(Data records)
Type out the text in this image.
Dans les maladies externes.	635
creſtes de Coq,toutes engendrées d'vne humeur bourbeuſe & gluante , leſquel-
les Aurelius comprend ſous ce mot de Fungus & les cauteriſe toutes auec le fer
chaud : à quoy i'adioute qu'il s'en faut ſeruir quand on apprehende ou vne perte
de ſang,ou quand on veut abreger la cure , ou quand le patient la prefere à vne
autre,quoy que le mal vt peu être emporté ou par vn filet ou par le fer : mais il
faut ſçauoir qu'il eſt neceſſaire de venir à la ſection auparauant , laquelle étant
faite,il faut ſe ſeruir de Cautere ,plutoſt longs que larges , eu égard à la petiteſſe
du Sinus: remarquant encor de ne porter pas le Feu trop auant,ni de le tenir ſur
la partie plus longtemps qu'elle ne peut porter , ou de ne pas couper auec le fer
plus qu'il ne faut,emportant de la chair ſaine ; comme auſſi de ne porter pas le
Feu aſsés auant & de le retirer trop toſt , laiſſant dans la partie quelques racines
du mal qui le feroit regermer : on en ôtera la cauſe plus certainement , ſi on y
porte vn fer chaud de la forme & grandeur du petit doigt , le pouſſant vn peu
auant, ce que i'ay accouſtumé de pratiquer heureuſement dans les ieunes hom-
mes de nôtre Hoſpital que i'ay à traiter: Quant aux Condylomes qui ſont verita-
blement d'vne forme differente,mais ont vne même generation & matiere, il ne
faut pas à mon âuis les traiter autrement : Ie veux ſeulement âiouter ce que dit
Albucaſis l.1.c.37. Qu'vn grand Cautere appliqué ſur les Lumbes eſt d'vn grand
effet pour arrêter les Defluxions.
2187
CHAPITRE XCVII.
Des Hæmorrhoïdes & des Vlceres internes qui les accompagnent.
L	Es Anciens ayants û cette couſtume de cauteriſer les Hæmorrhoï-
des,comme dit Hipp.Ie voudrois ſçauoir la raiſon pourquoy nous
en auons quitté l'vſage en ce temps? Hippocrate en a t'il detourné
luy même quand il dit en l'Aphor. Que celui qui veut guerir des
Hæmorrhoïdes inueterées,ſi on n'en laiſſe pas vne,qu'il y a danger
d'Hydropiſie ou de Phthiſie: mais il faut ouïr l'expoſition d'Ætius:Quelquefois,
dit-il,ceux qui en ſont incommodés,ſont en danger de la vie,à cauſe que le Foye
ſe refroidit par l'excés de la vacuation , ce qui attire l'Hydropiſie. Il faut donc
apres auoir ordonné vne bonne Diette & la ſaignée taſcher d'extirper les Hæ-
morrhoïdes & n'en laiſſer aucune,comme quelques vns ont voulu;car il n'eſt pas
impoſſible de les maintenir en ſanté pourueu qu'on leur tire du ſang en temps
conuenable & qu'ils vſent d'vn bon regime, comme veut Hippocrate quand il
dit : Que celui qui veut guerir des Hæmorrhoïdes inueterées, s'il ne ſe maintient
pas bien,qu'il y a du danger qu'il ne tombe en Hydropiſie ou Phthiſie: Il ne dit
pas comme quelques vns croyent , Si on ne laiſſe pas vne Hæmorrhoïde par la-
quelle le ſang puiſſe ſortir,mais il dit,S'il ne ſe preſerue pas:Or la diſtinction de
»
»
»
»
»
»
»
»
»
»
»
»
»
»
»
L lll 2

TO DO: From the data above, count the lines where "ſçauoir" occurs and give that figure and nothing else.

TASK RESULT: 2